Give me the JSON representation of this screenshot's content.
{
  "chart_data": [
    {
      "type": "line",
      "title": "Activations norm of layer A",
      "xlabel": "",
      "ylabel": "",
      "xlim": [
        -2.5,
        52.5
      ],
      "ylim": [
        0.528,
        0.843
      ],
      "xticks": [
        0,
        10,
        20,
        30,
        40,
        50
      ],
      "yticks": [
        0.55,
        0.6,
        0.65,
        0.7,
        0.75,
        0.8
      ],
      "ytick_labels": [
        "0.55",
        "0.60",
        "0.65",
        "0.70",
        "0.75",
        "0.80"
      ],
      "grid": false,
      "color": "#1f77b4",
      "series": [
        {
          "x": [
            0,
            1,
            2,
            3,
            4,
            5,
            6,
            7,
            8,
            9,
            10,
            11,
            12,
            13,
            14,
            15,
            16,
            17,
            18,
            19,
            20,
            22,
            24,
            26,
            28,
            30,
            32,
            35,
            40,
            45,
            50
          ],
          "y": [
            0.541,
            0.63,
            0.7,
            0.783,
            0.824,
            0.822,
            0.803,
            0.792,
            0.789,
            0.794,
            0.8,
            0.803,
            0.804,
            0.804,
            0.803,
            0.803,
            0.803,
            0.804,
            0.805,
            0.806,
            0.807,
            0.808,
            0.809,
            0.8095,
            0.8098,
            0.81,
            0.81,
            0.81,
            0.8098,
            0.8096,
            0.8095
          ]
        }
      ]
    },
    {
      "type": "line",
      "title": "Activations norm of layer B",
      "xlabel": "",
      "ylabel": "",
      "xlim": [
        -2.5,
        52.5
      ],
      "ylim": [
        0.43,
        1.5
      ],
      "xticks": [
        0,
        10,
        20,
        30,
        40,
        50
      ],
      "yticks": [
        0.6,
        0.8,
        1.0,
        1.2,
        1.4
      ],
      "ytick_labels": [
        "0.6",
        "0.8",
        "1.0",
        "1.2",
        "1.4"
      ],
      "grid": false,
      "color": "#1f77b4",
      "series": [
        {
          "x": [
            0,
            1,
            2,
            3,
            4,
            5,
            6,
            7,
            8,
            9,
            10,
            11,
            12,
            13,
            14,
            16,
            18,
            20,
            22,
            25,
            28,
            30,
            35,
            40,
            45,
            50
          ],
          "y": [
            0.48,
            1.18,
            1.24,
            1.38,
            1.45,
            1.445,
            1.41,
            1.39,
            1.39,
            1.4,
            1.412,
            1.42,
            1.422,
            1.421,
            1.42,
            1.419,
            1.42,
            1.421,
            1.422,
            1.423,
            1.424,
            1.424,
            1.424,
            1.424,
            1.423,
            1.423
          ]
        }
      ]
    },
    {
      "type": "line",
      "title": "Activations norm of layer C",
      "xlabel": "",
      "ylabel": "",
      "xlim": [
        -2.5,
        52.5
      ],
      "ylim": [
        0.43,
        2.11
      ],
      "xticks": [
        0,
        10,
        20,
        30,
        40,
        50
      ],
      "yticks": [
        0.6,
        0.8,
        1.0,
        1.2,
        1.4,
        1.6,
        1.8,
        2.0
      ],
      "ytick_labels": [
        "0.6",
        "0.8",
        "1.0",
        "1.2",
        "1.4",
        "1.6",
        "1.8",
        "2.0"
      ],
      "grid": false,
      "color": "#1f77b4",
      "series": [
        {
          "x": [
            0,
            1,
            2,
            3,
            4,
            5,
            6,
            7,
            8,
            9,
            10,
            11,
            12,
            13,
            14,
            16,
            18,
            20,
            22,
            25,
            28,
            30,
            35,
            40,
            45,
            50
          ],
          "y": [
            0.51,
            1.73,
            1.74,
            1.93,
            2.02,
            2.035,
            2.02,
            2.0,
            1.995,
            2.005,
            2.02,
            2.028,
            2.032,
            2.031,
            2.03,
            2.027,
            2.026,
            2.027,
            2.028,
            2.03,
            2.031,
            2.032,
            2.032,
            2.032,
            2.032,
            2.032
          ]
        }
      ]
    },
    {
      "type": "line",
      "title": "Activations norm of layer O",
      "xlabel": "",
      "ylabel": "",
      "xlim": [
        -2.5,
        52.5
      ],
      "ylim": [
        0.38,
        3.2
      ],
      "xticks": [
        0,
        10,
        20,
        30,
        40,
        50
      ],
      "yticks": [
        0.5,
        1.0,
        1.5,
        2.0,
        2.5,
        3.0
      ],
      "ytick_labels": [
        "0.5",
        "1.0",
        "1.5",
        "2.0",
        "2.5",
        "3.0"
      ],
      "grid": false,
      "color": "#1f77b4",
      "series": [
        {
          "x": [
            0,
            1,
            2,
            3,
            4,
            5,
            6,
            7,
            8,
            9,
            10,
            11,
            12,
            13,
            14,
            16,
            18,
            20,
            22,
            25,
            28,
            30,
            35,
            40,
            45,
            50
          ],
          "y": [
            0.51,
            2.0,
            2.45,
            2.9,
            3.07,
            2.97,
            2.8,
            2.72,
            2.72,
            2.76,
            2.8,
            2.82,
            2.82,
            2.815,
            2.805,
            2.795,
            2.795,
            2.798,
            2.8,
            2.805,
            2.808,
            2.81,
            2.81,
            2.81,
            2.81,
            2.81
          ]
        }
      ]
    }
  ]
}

──────────────────────────────

Say how many lines of the data include the word "Activations". Respond with the number alone.

4